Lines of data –

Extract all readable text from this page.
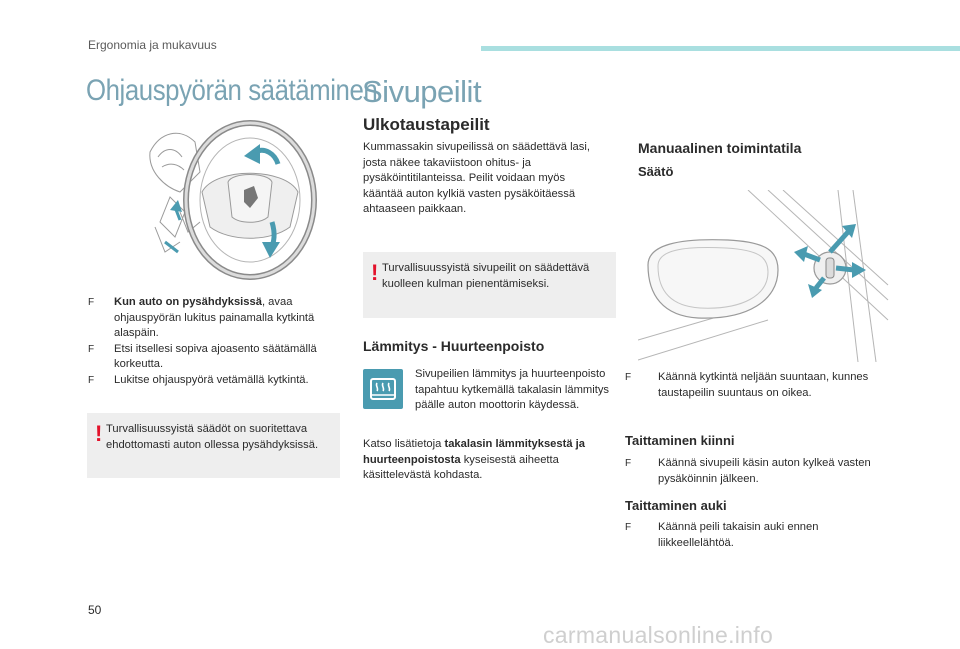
Ergonomia ja mukavuus
Ohjauspyörän säätäminen
F Kun auto on pysähdyksissä, avaa ohjauspyörän lukitus painamalla kytkintä alaspäin.
F Etsi itsellesi sopiva ajoasento säätämällä korkeutta.
F Lukitse ohjauspyörä vetämällä kytkintä.
! Turvallisuussyistä säädöt on suoritettava ehdottomasti auton ollessa pysähdyksissä.
Sivupeilit
Ulkotaustapeilit
Kummassakin sivupeilissä on säädettävä lasi, josta näkee takaviistoon ohitus- ja pysäköintitilanteissa. Peilit voidaan myös kääntää auton kylkiä vasten pysäköitäessä ahtaaseen paikkaan.
! Turvallisuussyistä sivupeilit on säädettävä kuolleen kulman pienentämiseksi.
Lämmitys - Huurteenpoisto
Sivupeilien lämmitys ja huurteenpoisto tapahtuu kytkemällä takalasin lämmitys päälle auton moottorin käydessä.
Katso lisätietoja takalasin lämmityksestä ja huurteenpoistosta kyseisestä aiheetta käsittelevästä kohdasta.
Manuaalinen toimintatila
Säätö
F Käännä kytkintä neljään suuntaan, kunnes taustapeilin suuntaus on oikea.
Taittaminen kiinni
F Käännä sivupeili käsin auton kylkeä vasten pysäköinnin jälkeen.
Taittaminen auki
F Käännä peili takaisin auki ennen liikkeellelähtöä.
50
carmanualsonline.info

Work to do –
Copy each line of the data above that holds "Käännä".

Output for this task –
F Käännä kytkintä neljään suuntaan, kunnes taustapeilin suuntaus on oikea.
F Käännä sivupeili käsin auton kylkeä vasten pysäköinnin jälkeen.
F Käännä peili takaisin auki ennen liikkeellelähtöä.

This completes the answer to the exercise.